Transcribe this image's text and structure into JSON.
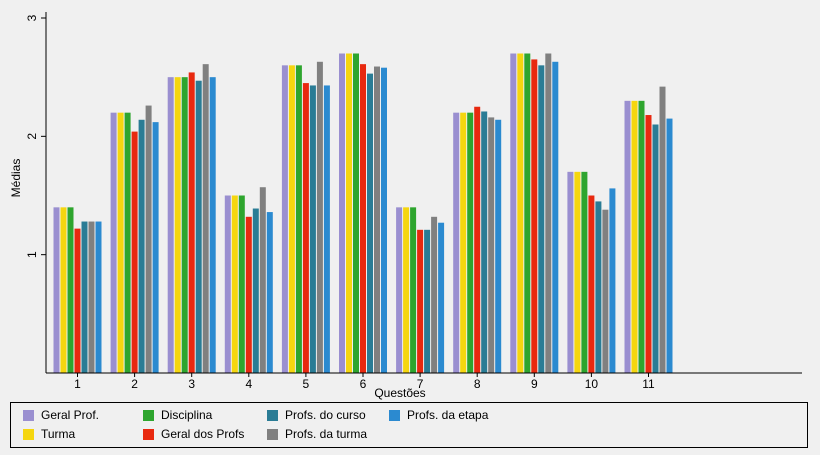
{
  "chart_data": {
    "type": "bar",
    "title": "",
    "xlabel": "Questões",
    "ylabel": "Médias",
    "ylim": [
      0,
      3
    ],
    "yticks": [
      1,
      2,
      3
    ],
    "categories": [
      "1",
      "2",
      "3",
      "4",
      "5",
      "6",
      "7",
      "8",
      "9",
      "10",
      "11"
    ],
    "series": [
      {
        "name": "Geral Prof.",
        "color": "#9a8fd0",
        "values": [
          1.4,
          2.2,
          2.5,
          1.5,
          2.6,
          2.7,
          1.4,
          2.2,
          2.7,
          1.7,
          2.3
        ]
      },
      {
        "name": "Turma",
        "color": "#f5d60f",
        "values": [
          1.4,
          2.2,
          2.5,
          1.5,
          2.6,
          2.7,
          1.4,
          2.2,
          2.7,
          1.7,
          2.3
        ]
      },
      {
        "name": "Disciplina",
        "color": "#2ea52e",
        "values": [
          1.4,
          2.2,
          2.5,
          1.5,
          2.6,
          2.7,
          1.4,
          2.2,
          2.7,
          1.7,
          2.3
        ]
      },
      {
        "name": "Geral dos Profs",
        "color": "#e8290f",
        "values": [
          1.22,
          2.04,
          2.54,
          1.32,
          2.45,
          2.61,
          1.21,
          2.25,
          2.65,
          1.5,
          2.18
        ]
      },
      {
        "name": "Profs. do curso",
        "color": "#2a7c95",
        "values": [
          1.28,
          2.14,
          2.47,
          1.39,
          2.43,
          2.53,
          1.21,
          2.21,
          2.6,
          1.45,
          2.1
        ]
      },
      {
        "name": "Profs. da turma",
        "color": "#808080",
        "values": [
          1.28,
          2.26,
          2.61,
          1.57,
          2.63,
          2.59,
          1.32,
          2.16,
          2.7,
          1.38,
          2.42
        ]
      },
      {
        "name": "Profs. da etapa",
        "color": "#2b8ad0",
        "values": [
          1.28,
          2.12,
          2.5,
          1.36,
          2.43,
          2.58,
          1.27,
          2.14,
          2.63,
          1.56,
          2.15
        ]
      }
    ],
    "legend_position": "bottom",
    "grid": false
  }
}
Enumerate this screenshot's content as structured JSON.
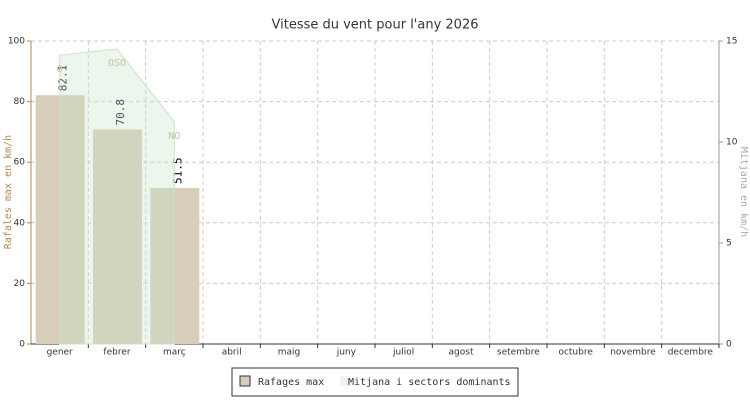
{
  "chart_data": {
    "type": "bar",
    "title": "Vitesse du vent pour l'any 2026",
    "ylabel": "Rafales max en km/h",
    "y2label": "Mitjana en km/h",
    "categories": [
      "gener",
      "febrer",
      "març",
      "abril",
      "maig",
      "juny",
      "juliol",
      "agost",
      "setembre",
      "octubre",
      "novembre",
      "decembre"
    ],
    "ylim": [
      0,
      100
    ],
    "yticks": [
      0,
      20,
      40,
      60,
      80,
      100
    ],
    "y2lim": [
      0,
      15
    ],
    "y2ticks": [
      0,
      5,
      10,
      15
    ],
    "grid": true,
    "legend": "bottom",
    "series": [
      {
        "name": "Rafages max",
        "color": "#d8cdb9",
        "values": [
          82.1,
          70.8,
          51.5,
          null,
          null,
          null,
          null,
          null,
          null,
          null,
          null,
          null
        ]
      },
      {
        "name": "Mitjana i sectors dominants",
        "type": "area",
        "axis": "y2",
        "color": "#c9e4c9",
        "values": [
          14.3,
          14.6,
          11.0,
          null,
          null,
          null,
          null,
          null,
          null,
          null,
          null,
          null
        ],
        "sectors": [
          "O",
          "OSO",
          "NO",
          null,
          null,
          null,
          null,
          null,
          null,
          null,
          null,
          null
        ]
      }
    ]
  }
}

· · · · ·

--- TASK REQUIREMENTS ---
Search the preceding listing for "JSON" and extract every line where it is found.

--- FULL RESPONSE ---
Transcribe this image's text and structure into JSON.
Enumerate this screenshot's content as structured JSON.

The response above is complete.